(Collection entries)
.....
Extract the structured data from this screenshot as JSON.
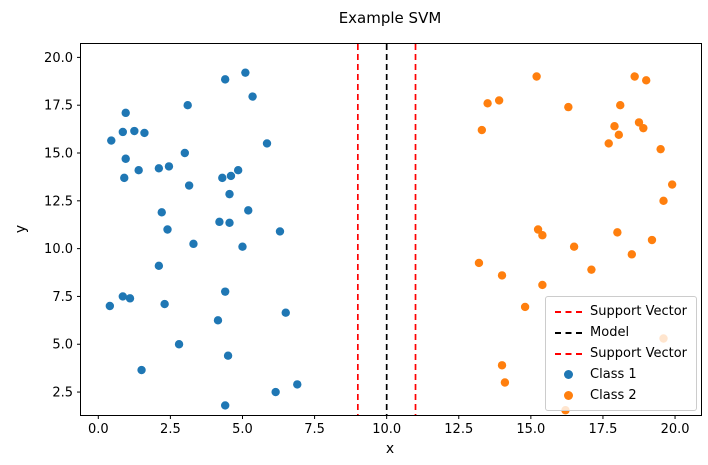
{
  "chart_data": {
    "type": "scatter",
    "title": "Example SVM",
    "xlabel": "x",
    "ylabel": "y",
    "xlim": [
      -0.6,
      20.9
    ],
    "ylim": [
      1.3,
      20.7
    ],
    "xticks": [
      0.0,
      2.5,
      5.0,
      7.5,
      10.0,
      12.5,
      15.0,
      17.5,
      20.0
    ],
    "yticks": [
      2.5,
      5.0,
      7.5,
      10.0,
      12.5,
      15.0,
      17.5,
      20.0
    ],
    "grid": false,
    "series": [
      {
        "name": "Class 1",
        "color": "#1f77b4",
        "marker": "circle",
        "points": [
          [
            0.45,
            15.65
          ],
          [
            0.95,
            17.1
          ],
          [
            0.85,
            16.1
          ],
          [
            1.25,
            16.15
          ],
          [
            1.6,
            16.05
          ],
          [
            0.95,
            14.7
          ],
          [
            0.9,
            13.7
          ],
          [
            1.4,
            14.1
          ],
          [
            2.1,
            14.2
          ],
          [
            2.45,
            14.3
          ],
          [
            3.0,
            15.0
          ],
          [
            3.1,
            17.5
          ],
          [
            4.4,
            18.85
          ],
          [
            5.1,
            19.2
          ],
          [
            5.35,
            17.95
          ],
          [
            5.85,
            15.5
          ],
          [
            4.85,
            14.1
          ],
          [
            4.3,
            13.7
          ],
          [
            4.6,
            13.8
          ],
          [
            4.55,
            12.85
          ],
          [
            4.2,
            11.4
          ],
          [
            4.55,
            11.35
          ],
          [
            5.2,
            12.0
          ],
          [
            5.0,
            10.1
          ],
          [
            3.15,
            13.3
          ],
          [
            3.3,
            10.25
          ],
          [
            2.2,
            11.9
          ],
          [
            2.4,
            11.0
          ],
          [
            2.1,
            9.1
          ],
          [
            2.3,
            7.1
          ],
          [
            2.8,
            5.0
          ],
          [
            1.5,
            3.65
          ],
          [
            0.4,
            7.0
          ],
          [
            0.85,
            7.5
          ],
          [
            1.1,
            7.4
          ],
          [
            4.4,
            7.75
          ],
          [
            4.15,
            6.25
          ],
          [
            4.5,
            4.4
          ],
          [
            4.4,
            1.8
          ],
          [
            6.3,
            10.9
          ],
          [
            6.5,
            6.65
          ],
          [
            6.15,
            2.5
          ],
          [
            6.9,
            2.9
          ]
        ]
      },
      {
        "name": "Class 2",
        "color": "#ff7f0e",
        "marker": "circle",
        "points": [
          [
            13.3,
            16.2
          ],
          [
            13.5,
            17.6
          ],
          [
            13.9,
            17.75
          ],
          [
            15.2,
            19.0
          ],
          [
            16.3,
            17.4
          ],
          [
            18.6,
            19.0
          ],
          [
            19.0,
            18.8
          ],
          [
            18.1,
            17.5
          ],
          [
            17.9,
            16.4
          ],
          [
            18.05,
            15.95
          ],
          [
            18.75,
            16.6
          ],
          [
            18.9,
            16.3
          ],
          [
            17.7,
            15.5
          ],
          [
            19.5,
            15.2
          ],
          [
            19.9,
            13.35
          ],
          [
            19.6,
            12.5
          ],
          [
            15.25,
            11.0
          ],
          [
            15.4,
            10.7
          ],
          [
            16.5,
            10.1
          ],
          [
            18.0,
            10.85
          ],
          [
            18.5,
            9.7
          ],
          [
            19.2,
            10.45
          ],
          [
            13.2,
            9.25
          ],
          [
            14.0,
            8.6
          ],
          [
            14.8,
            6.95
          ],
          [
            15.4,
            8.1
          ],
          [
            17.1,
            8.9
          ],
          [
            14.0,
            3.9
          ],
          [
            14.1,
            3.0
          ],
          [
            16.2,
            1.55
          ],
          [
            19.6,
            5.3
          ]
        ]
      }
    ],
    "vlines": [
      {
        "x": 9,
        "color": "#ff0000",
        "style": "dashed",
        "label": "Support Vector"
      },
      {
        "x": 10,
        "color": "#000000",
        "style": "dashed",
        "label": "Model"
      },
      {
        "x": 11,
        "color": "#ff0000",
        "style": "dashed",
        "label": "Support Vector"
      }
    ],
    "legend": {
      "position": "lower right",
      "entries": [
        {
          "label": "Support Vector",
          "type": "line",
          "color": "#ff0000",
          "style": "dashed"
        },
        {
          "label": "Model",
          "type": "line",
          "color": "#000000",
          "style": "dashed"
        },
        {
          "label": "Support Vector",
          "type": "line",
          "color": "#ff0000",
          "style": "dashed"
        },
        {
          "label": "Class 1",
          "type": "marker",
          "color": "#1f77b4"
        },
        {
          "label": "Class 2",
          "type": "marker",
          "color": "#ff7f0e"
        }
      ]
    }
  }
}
.....
Directions for this task -
Pictures in the records should not appear in your copy, but everything else must be transcribed exactly.

Completed exercise -
Extract the structured data from this screenshot as JSON.
{
  "chart_data": {
    "type": "scatter",
    "title": "Example SVM",
    "xlabel": "x",
    "ylabel": "y",
    "xlim": [
      -0.6,
      20.9
    ],
    "ylim": [
      1.3,
      20.7
    ],
    "xticks": [
      0.0,
      2.5,
      5.0,
      7.5,
      10.0,
      12.5,
      15.0,
      17.5,
      20.0
    ],
    "yticks": [
      2.5,
      5.0,
      7.5,
      10.0,
      12.5,
      15.0,
      17.5,
      20.0
    ],
    "grid": false,
    "series": [
      {
        "name": "Class 1",
        "color": "#1f77b4",
        "marker": "circle",
        "points": [
          [
            0.45,
            15.65
          ],
          [
            0.95,
            17.1
          ],
          [
            0.85,
            16.1
          ],
          [
            1.25,
            16.15
          ],
          [
            1.6,
            16.05
          ],
          [
            0.95,
            14.7
          ],
          [
            0.9,
            13.7
          ],
          [
            1.4,
            14.1
          ],
          [
            2.1,
            14.2
          ],
          [
            2.45,
            14.3
          ],
          [
            3.0,
            15.0
          ],
          [
            3.1,
            17.5
          ],
          [
            4.4,
            18.85
          ],
          [
            5.1,
            19.2
          ],
          [
            5.35,
            17.95
          ],
          [
            5.85,
            15.5
          ],
          [
            4.85,
            14.1
          ],
          [
            4.3,
            13.7
          ],
          [
            4.6,
            13.8
          ],
          [
            4.55,
            12.85
          ],
          [
            4.2,
            11.4
          ],
          [
            4.55,
            11.35
          ],
          [
            5.2,
            12.0
          ],
          [
            5.0,
            10.1
          ],
          [
            3.15,
            13.3
          ],
          [
            3.3,
            10.25
          ],
          [
            2.2,
            11.9
          ],
          [
            2.4,
            11.0
          ],
          [
            2.1,
            9.1
          ],
          [
            2.3,
            7.1
          ],
          [
            2.8,
            5.0
          ],
          [
            1.5,
            3.65
          ],
          [
            0.4,
            7.0
          ],
          [
            0.85,
            7.5
          ],
          [
            1.1,
            7.4
          ],
          [
            4.4,
            7.75
          ],
          [
            4.15,
            6.25
          ],
          [
            4.5,
            4.4
          ],
          [
            4.4,
            1.8
          ],
          [
            6.3,
            10.9
          ],
          [
            6.5,
            6.65
          ],
          [
            6.15,
            2.5
          ],
          [
            6.9,
            2.9
          ]
        ]
      },
      {
        "name": "Class 2",
        "color": "#ff7f0e",
        "marker": "circle",
        "points": [
          [
            13.3,
            16.2
          ],
          [
            13.5,
            17.6
          ],
          [
            13.9,
            17.75
          ],
          [
            15.2,
            19.0
          ],
          [
            16.3,
            17.4
          ],
          [
            18.6,
            19.0
          ],
          [
            19.0,
            18.8
          ],
          [
            18.1,
            17.5
          ],
          [
            17.9,
            16.4
          ],
          [
            18.05,
            15.95
          ],
          [
            18.75,
            16.6
          ],
          [
            18.9,
            16.3
          ],
          [
            17.7,
            15.5
          ],
          [
            19.5,
            15.2
          ],
          [
            19.9,
            13.35
          ],
          [
            19.6,
            12.5
          ],
          [
            15.25,
            11.0
          ],
          [
            15.4,
            10.7
          ],
          [
            16.5,
            10.1
          ],
          [
            18.0,
            10.85
          ],
          [
            18.5,
            9.7
          ],
          [
            19.2,
            10.45
          ],
          [
            13.2,
            9.25
          ],
          [
            14.0,
            8.6
          ],
          [
            14.8,
            6.95
          ],
          [
            15.4,
            8.1
          ],
          [
            17.1,
            8.9
          ],
          [
            14.0,
            3.9
          ],
          [
            14.1,
            3.0
          ],
          [
            16.2,
            1.55
          ],
          [
            19.6,
            5.3
          ]
        ]
      }
    ],
    "vlines": [
      {
        "x": 9,
        "color": "#ff0000",
        "style": "dashed",
        "label": "Support Vector"
      },
      {
        "x": 10,
        "color": "#000000",
        "style": "dashed",
        "label": "Model"
      },
      {
        "x": 11,
        "color": "#ff0000",
        "style": "dashed",
        "label": "Support Vector"
      }
    ],
    "legend": {
      "position": "lower right",
      "entries": [
        {
          "label": "Support Vector",
          "type": "line",
          "color": "#ff0000",
          "style": "dashed"
        },
        {
          "label": "Model",
          "type": "line",
          "color": "#000000",
          "style": "dashed"
        },
        {
          "label": "Support Vector",
          "type": "line",
          "color": "#ff0000",
          "style": "dashed"
        },
        {
          "label": "Class 1",
          "type": "marker",
          "color": "#1f77b4"
        },
        {
          "label": "Class 2",
          "type": "marker",
          "color": "#ff7f0e"
        }
      ]
    }
  }
}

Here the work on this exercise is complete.